The task - Wherever the string "document" occurs in a line of these records, report that line.

======== Dataset extract ========

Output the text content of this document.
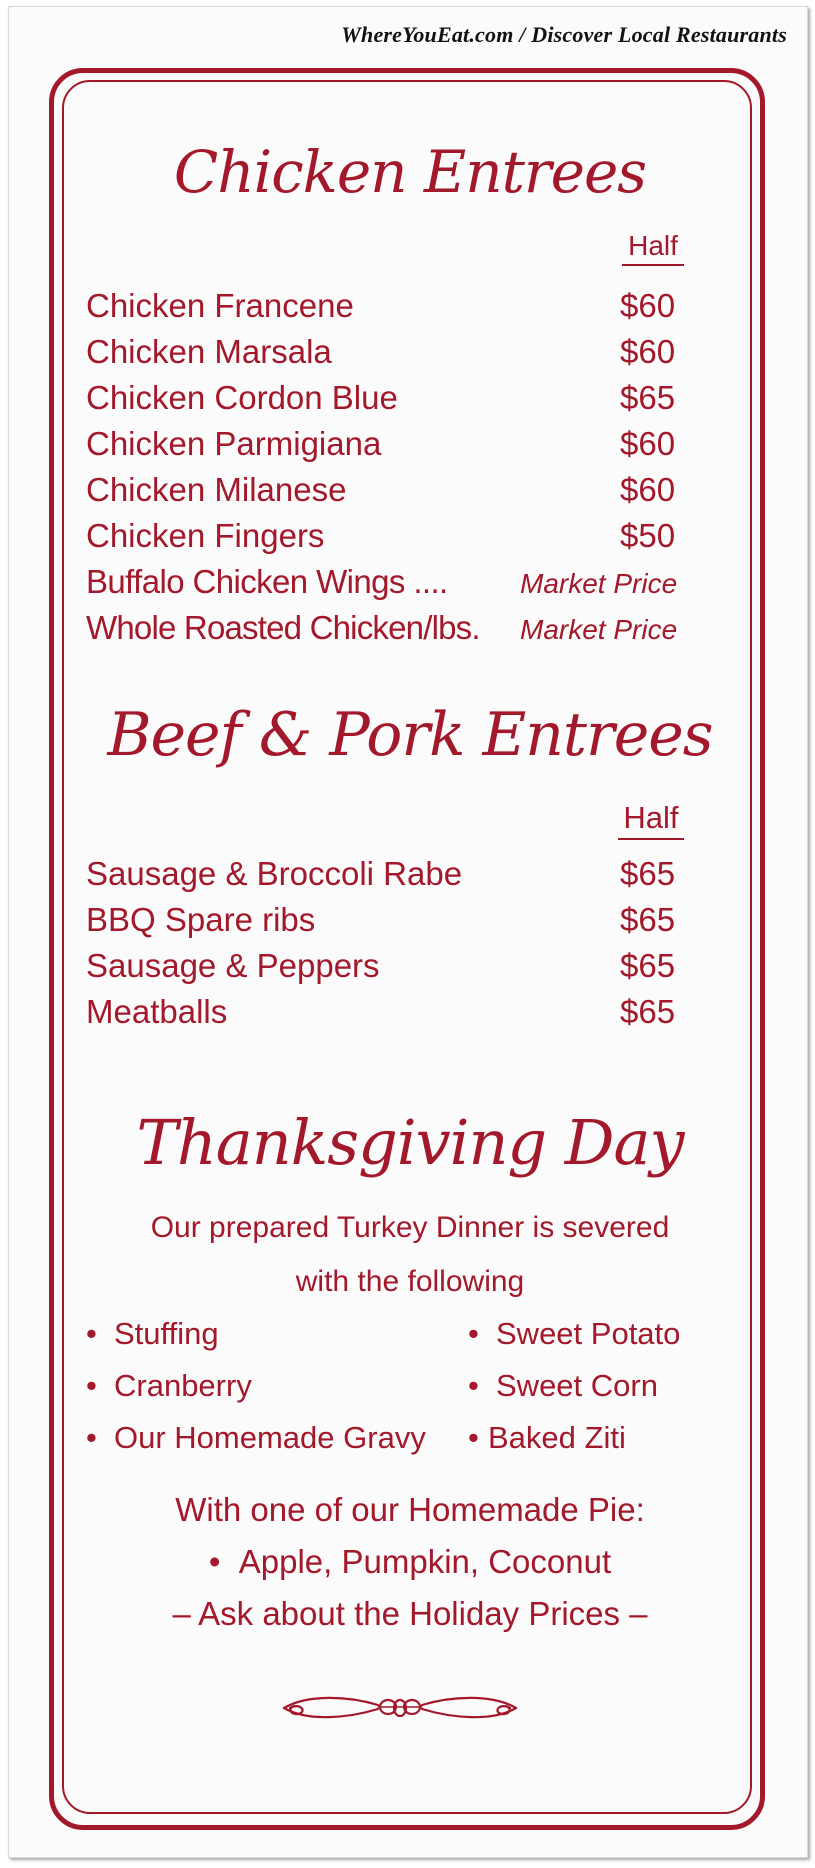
WhereYouEat.com / Discover Local Restaurants
Chicken Entrees
Half
Chicken Francene	$60
Chicken Marsala	$60
Chicken Cordon Blue	$65
Chicken Parmigiana	$60
Chicken Milanese	$60
Chicken Fingers	$50
Buffalo Chicken Wings ....	Market Price
Whole Roasted Chicken/lbs. Market Price
Beef & Pork Entrees
Half
Sausage & Broccoli Rabe	$65
BBQ Spare ribs	$65
Sausage & Peppers	$65
Meatballs	$65
Thanksgiving Day
Our prepared Turkey Dinner is severed
with the following
• Stuffing
• Cranberry
• Our Homemade Gravy
• Sweet Potato
• Sweet Corn
• Baked Ziti
With one of our Homemade Pie:
•  Apple, Pumpkin, Coconut
– Ask about the Holiday Prices –
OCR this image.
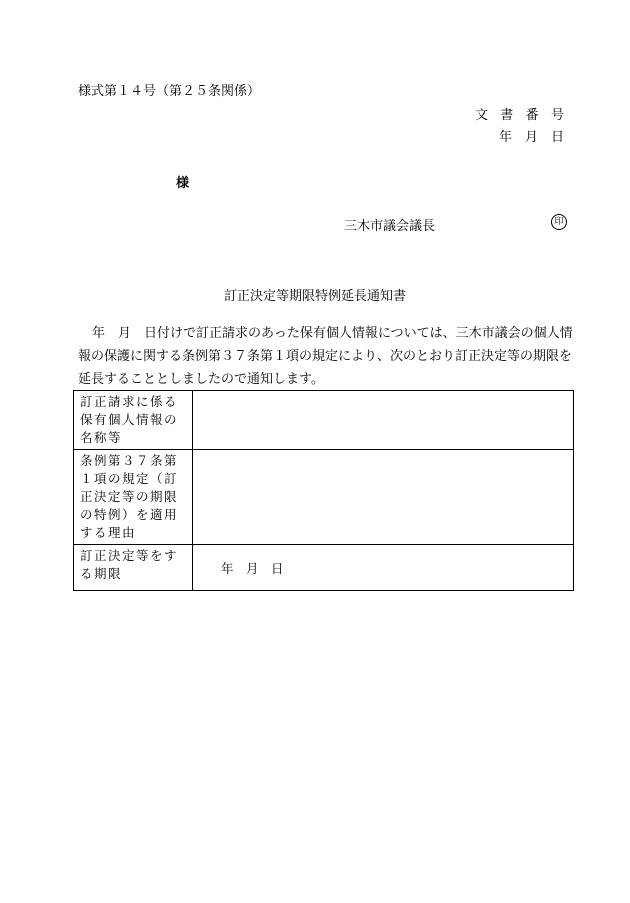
様式第１４号（第２５条関係）
文書番号
年　月　日
様
三木市議会議長	印
訂正決定等期限特例延長通知書
年　月　日付けで訂正請求のあった保有個人情報については、三木市議会の個人情報の保護に関する条例第３７条第１項の規定により、次のとおり訂正決定等の期限を延長することとしましたので通知します。
訂正請求に係る保有個人情報の名称等	
条例第３７条第１項の規定（訂正決定等の期限の特例）を適用する理由	
訂正決定等をする期限	年　月　日
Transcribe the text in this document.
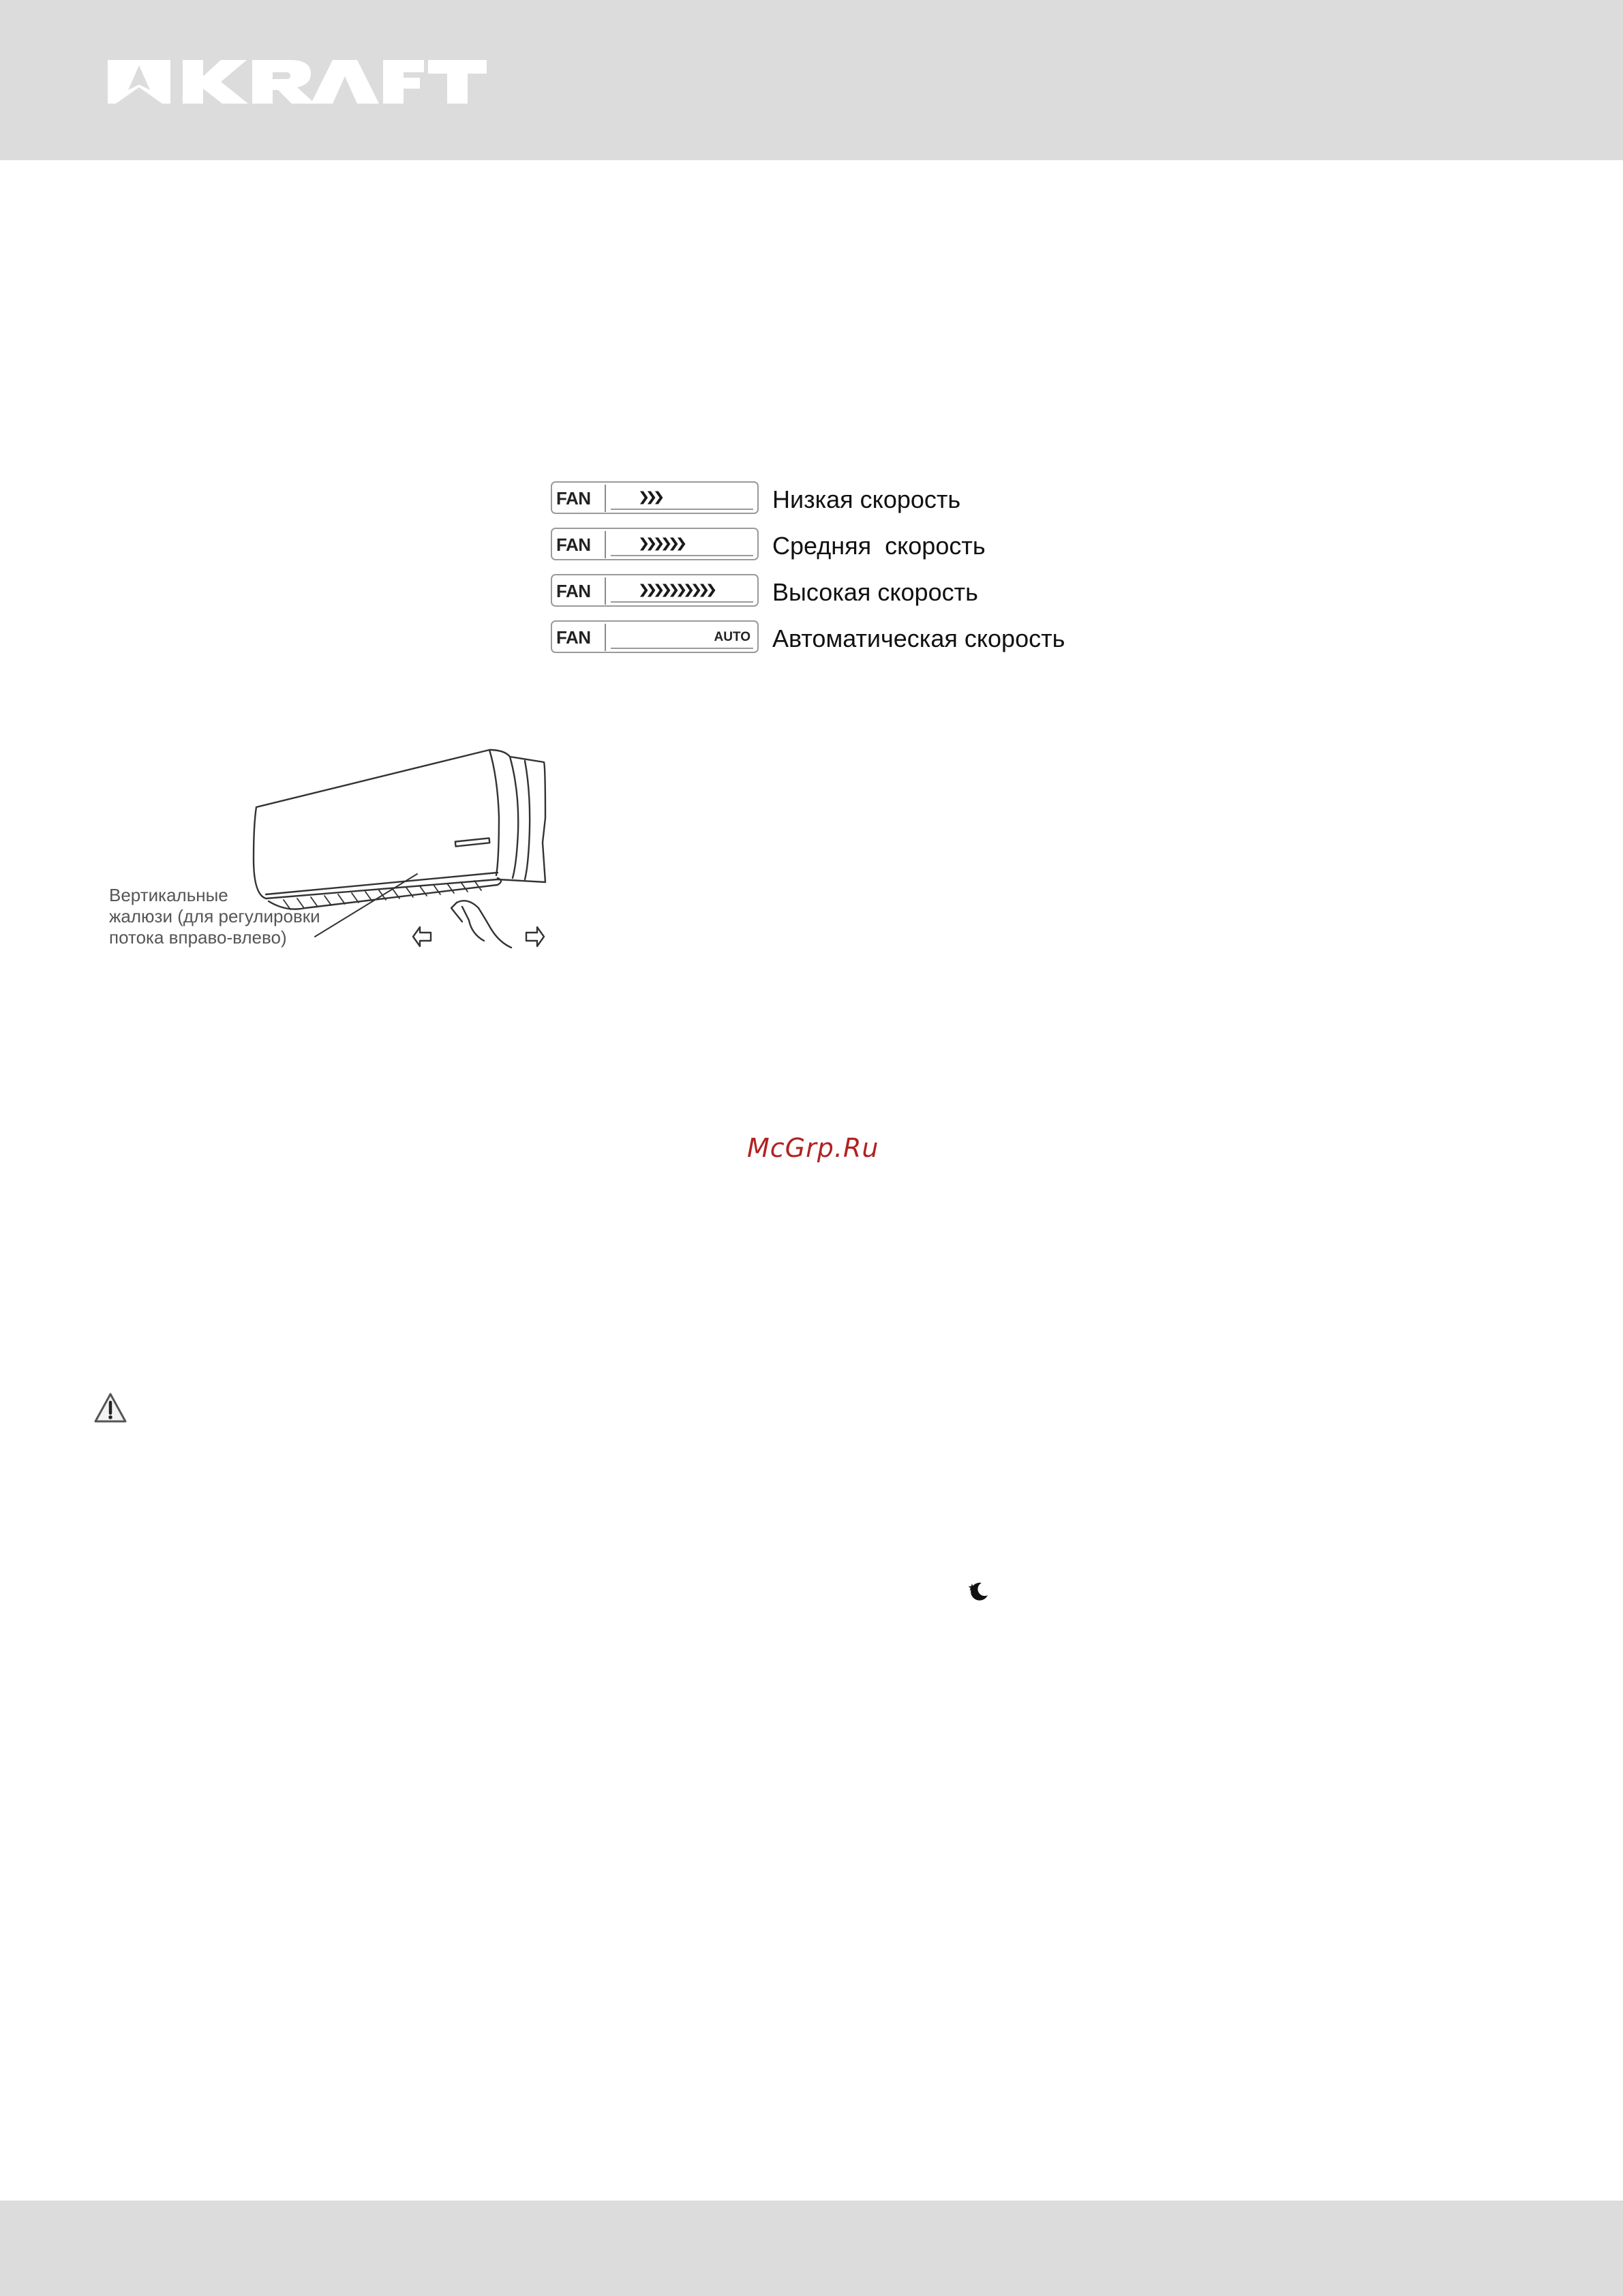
FAN	Низкая скорость
FAN	Средняя  скорость
FAN	Высокая скорость
FAN	AUTO Автоматическая скорость
Вертикальные
жалюзи (для регулировки
потока вправо-влево)
McGrp.Ru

========

Answer for this exercise -
Output the text content of this document.
Transcribe the text in this document.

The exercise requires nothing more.